Your objective: All of the entries must be reproduced exactly, with no images carried over.

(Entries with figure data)
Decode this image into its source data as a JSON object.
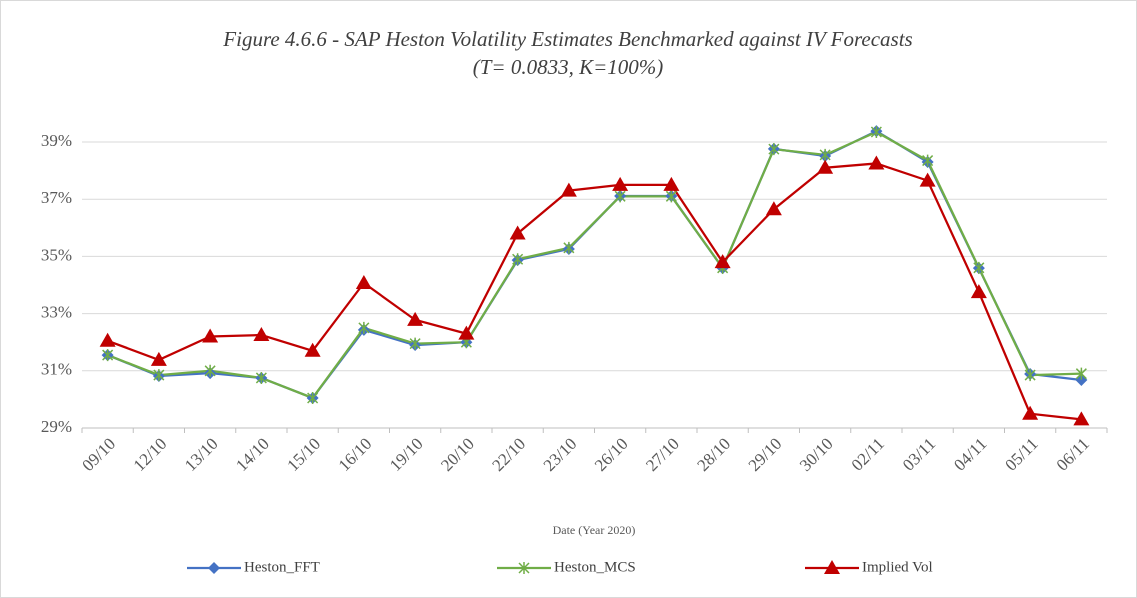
{
  "chart_data": {
    "type": "line",
    "title": "Figure 4.6.6 - SAP Heston Volatility Estimates Benchmarked against IV Forecasts",
    "subtitle": "(T= 0.0833, K=100%)",
    "x_label": "Date (Year 2020)",
    "categories": [
      "09/10",
      "12/10",
      "13/10",
      "14/10",
      "15/10",
      "16/10",
      "19/10",
      "20/10",
      "22/10",
      "23/10",
      "26/10",
      "27/10",
      "28/10",
      "29/10",
      "30/10",
      "02/11",
      "03/11",
      "04/11",
      "05/11",
      "06/11"
    ],
    "series": [
      {
        "name": "Heston_FFT",
        "color": "#4472c4",
        "marker": "diamond",
        "values": [
          31.55,
          30.82,
          30.92,
          30.75,
          30.05,
          32.43,
          31.9,
          32.0,
          34.87,
          35.26,
          37.11,
          37.11,
          34.59,
          38.76,
          38.51,
          39.38,
          38.3,
          34.59,
          30.89,
          30.68
        ]
      },
      {
        "name": "Heston_MCS",
        "color": "#70ad47",
        "marker": "asterisk",
        "values": [
          31.55,
          30.85,
          31.0,
          30.75,
          30.05,
          32.5,
          31.95,
          32.0,
          34.9,
          35.3,
          37.1,
          37.1,
          34.6,
          38.75,
          38.55,
          39.35,
          38.35,
          34.6,
          30.85,
          30.9
        ]
      },
      {
        "name": "Implied Vol",
        "color": "#c00000",
        "marker": "triangle",
        "values": [
          32.05,
          31.38,
          32.2,
          32.25,
          31.7,
          34.07,
          32.78,
          32.3,
          35.8,
          37.3,
          37.5,
          37.5,
          34.8,
          36.65,
          38.1,
          38.25,
          37.65,
          33.75,
          29.5,
          29.3
        ]
      }
    ],
    "ylim": [
      29,
      39
    ],
    "yticks": [
      {
        "value": 29,
        "label": "29%"
      },
      {
        "value": 31,
        "label": "31%"
      },
      {
        "value": 33,
        "label": "33%"
      },
      {
        "value": 35,
        "label": "35%"
      },
      {
        "value": 37,
        "label": "37%"
      },
      {
        "value": 39,
        "label": "39%"
      }
    ],
    "grid": true,
    "legend": "bottom"
  }
}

Written response:
Decode this image into its source data as a JSON object.
{
  "chart_data": {
    "type": "line",
    "title": "Figure 4.6.6 - SAP Heston Volatility Estimates Benchmarked against IV Forecasts",
    "subtitle": "(T= 0.0833, K=100%)",
    "x_label": "Date (Year 2020)",
    "categories": [
      "09/10",
      "12/10",
      "13/10",
      "14/10",
      "15/10",
      "16/10",
      "19/10",
      "20/10",
      "22/10",
      "23/10",
      "26/10",
      "27/10",
      "28/10",
      "29/10",
      "30/10",
      "02/11",
      "03/11",
      "04/11",
      "05/11",
      "06/11"
    ],
    "series": [
      {
        "name": "Heston_FFT",
        "color": "#4472c4",
        "marker": "diamond",
        "values": [
          31.55,
          30.82,
          30.92,
          30.75,
          30.05,
          32.43,
          31.9,
          32.0,
          34.87,
          35.26,
          37.11,
          37.11,
          34.59,
          38.76,
          38.51,
          39.38,
          38.3,
          34.59,
          30.89,
          30.68
        ]
      },
      {
        "name": "Heston_MCS",
        "color": "#70ad47",
        "marker": "asterisk",
        "values": [
          31.55,
          30.85,
          31.0,
          30.75,
          30.05,
          32.5,
          31.95,
          32.0,
          34.9,
          35.3,
          37.1,
          37.1,
          34.6,
          38.75,
          38.55,
          39.35,
          38.35,
          34.6,
          30.85,
          30.9
        ]
      },
      {
        "name": "Implied Vol",
        "color": "#c00000",
        "marker": "triangle",
        "values": [
          32.05,
          31.38,
          32.2,
          32.25,
          31.7,
          34.07,
          32.78,
          32.3,
          35.8,
          37.3,
          37.5,
          37.5,
          34.8,
          36.65,
          38.1,
          38.25,
          37.65,
          33.75,
          29.5,
          29.3
        ]
      }
    ],
    "ylim": [
      29,
      39
    ],
    "yticks": [
      {
        "value": 29,
        "label": "29%"
      },
      {
        "value": 31,
        "label": "31%"
      },
      {
        "value": 33,
        "label": "33%"
      },
      {
        "value": 35,
        "label": "35%"
      },
      {
        "value": 37,
        "label": "37%"
      },
      {
        "value": 39,
        "label": "39%"
      }
    ],
    "grid": true,
    "legend": "bottom"
  }
}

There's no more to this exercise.